── TEXT BLOCK


    Beyond that I think the docs just need more real world examples.

  2. Hi Mike, thanks for the comments.

    Maybe I'll put together some restructured text documentation of all
    the formencode tricks that I know of and then see if anyone else wants
    to add their stuff to the pile.

    Matt

  3. I had a similar reaction to formencode. Every time I've picked it up to use, I've run into edge cases and surprises, especially about inheritance. And these problems had nothing to do with the problem space that I wanted to think about, and everything to do with implementation details of the library. Now, Ian is a great programmer, so I'm not knocking the quality of the implementation at all — but in my view the declarative syntax of formencode, while appealing for simple cases, doesn't scale well. So I wrote a library for my own use (“validino”) that I tend to use (I still use formencode sometimes). Validino's behavior is always transparent, although it has its own limitations and I don't make claims for it — it's a minor effort. What I'd really like to see is a well-thought out, next-gen formencode that stands on formencode's shoulders, but reduces or eliminates the DSL tax so you can use it without needing to think much about the library and its quirks. That's why we use Python and not Perl, right?

────
── GIVEN DATA

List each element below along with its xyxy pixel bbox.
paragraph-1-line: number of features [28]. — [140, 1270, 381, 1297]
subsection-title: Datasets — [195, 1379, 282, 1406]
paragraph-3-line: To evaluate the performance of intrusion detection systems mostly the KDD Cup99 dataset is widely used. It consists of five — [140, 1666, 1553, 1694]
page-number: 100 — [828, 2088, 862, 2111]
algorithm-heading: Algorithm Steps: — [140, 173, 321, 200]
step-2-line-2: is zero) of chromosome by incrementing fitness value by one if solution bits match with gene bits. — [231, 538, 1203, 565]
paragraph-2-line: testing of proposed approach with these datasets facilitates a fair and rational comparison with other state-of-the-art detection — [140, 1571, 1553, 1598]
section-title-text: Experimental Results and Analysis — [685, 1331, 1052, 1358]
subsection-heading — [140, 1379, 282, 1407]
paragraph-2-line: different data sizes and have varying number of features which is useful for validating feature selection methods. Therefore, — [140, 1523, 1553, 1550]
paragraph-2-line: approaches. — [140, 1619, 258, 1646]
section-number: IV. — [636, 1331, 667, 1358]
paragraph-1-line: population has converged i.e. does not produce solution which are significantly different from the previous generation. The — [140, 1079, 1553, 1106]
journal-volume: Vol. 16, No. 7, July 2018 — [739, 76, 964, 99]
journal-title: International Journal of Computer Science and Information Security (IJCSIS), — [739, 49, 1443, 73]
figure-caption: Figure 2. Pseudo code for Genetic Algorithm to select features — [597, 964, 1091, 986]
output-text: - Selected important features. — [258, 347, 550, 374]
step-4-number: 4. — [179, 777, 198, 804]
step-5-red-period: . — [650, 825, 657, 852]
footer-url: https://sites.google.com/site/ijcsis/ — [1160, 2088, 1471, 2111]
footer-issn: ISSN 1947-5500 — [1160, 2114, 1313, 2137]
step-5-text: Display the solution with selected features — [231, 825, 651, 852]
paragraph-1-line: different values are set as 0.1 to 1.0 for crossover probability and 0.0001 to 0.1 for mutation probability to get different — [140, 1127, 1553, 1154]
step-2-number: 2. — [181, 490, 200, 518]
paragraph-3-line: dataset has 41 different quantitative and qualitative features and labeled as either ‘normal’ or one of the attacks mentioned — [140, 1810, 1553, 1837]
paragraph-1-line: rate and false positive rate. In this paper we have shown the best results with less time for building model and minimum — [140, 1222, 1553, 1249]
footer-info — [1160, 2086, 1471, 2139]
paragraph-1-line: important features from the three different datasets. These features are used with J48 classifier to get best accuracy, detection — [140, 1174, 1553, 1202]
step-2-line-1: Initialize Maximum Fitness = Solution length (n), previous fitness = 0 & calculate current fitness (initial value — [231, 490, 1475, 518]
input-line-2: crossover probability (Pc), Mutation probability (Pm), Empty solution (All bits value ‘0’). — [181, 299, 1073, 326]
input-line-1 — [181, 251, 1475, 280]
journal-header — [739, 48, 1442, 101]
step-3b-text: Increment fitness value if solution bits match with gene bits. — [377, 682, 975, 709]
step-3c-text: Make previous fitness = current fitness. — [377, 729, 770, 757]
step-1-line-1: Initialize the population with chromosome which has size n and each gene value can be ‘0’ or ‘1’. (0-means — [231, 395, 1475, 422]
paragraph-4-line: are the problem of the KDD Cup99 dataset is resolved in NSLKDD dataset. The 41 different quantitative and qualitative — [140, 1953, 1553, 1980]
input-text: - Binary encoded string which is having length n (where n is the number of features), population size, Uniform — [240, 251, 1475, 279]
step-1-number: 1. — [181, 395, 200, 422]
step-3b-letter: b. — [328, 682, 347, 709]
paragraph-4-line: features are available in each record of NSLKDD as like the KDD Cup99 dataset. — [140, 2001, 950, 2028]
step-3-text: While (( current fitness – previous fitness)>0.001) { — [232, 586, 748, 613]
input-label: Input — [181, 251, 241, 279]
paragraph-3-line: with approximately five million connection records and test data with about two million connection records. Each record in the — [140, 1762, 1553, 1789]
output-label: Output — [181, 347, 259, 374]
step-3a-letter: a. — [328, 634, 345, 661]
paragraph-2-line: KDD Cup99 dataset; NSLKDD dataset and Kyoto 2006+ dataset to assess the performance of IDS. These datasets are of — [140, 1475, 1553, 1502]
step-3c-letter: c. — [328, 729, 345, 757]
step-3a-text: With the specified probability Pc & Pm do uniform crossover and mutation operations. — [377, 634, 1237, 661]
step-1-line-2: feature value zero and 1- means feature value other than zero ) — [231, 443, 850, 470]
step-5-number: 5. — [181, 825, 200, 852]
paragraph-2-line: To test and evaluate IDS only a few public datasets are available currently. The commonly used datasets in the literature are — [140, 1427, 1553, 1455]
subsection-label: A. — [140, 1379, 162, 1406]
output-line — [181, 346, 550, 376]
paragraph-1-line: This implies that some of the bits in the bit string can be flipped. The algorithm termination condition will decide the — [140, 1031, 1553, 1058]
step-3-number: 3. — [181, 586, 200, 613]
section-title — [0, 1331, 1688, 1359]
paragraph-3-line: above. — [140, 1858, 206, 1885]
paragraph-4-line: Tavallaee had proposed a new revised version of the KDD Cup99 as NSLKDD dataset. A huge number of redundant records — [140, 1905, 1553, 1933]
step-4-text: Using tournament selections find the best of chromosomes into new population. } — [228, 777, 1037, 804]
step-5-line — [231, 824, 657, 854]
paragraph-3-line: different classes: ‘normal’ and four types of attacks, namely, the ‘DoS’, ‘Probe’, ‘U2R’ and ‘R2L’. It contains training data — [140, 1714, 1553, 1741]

────

## EXERCISE DETAILS
Copy the passage of the formencode comments starting at "Beyond that I" and ending at "to the pile.". The listing is not needed.

## SOLUTION
Beyond that I think the docs just need more real world examples.

  2. Hi Mike, thanks for the comments.

    Maybe I'll put together some restructured text documentation of all
    the formencode tricks that I know of and then see if anyone else wants
    to add their stuff to the pile.